Not sure how - if at all - you can get the same information from the INFORMATION_SCHEMA views....

6
  • 37'874 foreign keys in my database with about 100 tables? I'm not sure, but I don't think it's correct. I get 349, which I think is more likely... Oct 11, 2010 at 16:17
  • 2
    @Quandary: sorry, missed a few ON conditions - this should be better now (works for me, anyway)
    – marc_s
    Oct 11, 2010 at 16:26
  • How to inner join this with INFORMATION_SCHEMA.KEY_COLUMN_USAGE to get the ORDINAL_POSITION of the field? Jan 24, 2017 at 16:03
  • @Ulysses Alves: I you have the schema, table and column name, you can inner join with information_schema.columns, then you have the ordinal_position.

* Raw records *
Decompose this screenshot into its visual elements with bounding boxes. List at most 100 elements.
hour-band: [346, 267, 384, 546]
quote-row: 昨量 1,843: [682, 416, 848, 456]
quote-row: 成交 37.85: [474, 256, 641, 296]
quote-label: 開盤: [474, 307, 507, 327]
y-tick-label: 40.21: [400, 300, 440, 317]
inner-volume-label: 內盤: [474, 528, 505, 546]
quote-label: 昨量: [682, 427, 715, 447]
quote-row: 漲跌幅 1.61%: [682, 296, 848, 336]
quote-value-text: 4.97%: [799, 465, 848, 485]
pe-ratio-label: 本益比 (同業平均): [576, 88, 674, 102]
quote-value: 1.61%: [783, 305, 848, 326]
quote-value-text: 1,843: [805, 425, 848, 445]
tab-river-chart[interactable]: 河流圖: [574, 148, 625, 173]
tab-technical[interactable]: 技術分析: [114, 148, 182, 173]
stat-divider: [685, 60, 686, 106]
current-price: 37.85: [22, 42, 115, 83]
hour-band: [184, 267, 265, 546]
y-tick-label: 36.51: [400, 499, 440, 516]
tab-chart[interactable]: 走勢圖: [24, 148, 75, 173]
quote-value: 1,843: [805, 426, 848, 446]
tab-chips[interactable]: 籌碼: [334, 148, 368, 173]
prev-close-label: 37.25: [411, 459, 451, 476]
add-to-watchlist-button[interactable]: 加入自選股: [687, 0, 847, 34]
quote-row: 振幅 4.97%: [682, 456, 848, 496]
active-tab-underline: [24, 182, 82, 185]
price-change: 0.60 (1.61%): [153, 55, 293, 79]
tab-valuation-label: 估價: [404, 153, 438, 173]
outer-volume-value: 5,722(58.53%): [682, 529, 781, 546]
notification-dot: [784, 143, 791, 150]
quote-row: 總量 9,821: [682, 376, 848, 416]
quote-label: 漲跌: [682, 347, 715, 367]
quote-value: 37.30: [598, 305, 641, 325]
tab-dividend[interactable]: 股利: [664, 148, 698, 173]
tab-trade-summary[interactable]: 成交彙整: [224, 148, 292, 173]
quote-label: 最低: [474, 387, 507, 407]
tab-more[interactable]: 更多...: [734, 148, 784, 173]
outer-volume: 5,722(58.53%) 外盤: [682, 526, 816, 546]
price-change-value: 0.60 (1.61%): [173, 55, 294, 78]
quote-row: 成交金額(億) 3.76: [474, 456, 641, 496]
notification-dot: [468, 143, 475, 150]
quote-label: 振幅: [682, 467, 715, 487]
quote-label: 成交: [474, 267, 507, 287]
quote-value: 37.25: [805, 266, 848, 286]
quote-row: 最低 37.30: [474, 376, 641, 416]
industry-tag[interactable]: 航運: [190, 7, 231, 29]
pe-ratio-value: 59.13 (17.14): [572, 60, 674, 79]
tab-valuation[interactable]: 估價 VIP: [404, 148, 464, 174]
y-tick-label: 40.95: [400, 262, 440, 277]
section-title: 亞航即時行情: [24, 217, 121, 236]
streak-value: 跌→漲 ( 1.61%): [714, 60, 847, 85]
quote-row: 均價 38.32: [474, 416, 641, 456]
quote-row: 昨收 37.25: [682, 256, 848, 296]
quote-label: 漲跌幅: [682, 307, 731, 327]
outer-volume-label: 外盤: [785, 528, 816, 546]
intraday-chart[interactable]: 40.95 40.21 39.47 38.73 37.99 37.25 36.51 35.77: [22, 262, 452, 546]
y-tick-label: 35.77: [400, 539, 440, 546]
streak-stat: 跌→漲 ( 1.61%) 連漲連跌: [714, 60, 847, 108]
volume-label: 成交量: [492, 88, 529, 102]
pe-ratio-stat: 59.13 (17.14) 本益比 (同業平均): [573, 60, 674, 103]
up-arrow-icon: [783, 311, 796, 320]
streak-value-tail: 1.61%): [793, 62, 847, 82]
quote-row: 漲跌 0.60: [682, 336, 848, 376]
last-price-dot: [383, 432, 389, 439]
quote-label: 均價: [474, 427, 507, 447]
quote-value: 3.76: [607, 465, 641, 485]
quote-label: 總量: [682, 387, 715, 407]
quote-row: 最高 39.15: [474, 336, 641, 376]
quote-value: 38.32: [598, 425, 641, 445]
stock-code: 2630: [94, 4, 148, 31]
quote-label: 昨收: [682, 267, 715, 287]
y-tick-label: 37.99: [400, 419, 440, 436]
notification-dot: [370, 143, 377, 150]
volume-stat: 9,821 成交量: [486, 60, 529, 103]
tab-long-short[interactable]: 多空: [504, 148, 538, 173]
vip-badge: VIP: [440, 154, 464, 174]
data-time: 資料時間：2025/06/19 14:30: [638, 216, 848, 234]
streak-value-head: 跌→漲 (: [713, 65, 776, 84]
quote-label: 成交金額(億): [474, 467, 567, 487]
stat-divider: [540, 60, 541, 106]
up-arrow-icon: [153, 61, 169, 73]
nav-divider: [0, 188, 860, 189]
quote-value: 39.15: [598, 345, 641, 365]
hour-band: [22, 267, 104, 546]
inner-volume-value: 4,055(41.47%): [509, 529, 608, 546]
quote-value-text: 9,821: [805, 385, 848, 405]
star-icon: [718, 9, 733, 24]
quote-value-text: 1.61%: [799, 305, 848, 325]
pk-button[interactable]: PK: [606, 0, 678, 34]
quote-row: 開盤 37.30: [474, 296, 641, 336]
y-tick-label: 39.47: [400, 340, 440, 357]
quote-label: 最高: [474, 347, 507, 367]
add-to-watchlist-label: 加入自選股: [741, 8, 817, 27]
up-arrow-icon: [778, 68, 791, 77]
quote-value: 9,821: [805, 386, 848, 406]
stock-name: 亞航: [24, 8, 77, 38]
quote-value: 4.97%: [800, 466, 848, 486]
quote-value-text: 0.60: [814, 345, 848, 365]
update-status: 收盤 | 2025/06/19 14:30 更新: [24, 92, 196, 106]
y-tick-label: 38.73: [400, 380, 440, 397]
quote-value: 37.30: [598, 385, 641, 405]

* What to work on *
1. Using the forum thread on foreign keys, decide whether each statement agrees with it. Answer yes or no, and quote the deciding words from the thread.
(a) The commenter who questions the count of 37'874 foreign keys gets a different number.
(b) marc_s says the earlier query was missing some ON conditions.
(c) The reply to Ulysses Alves recommends joining with INFORMATION_SCHEMA.KEY_COLUMN_USAGE to get the ordinal position.
2. Continue the forum thread on foreign keys from the point where it stops.
The listing has nothing to do with the work here.

* Answers by task *
1.
(a) Yes: "I get 349, which I think is more likely..."
(b) Yes: "sorry, missed a few ON conditions"
(c) No: "you can inner join with information_schema.columns, then you have the ordinal_position."

2.
    – user6038265
    Jan 24, 2017 at 16:14
  • @Ulysses Alves: use COLUMNPROPERTY on column_id (column_id is not always the ordinal - it can have gaps...): SELECT syst.name, sysc.name, sysc.column_id ,ROW_NUMBER() OVER (PARTITION BY OBJECT_NAME(syst.object_id) ORDER BY sysc.column_id ) as ORDINAL ,COLUMNPROPERTY(sysc.object_id, sysc.name, 'ordinal') AS ORDINAL_POSITION FROM sys.tables AS syst LEFT JOIN sys.columns AS sysc ON sysc.object_id = syst.object_id WHERE syst.name = 'T_BO_Menu' -- AND sysc.name = 'ME_LangEN_IsVisible' -- AND sysc.column_id > 100 Jun 19, 2019 at 9:50
0

I wanted a a version that would let me find all the "Key" and "ID" columns having/missing a constraint. So i wanted all columns compared to the list of all PK OR FK OR Null, here is my query. Hope it helps someone else!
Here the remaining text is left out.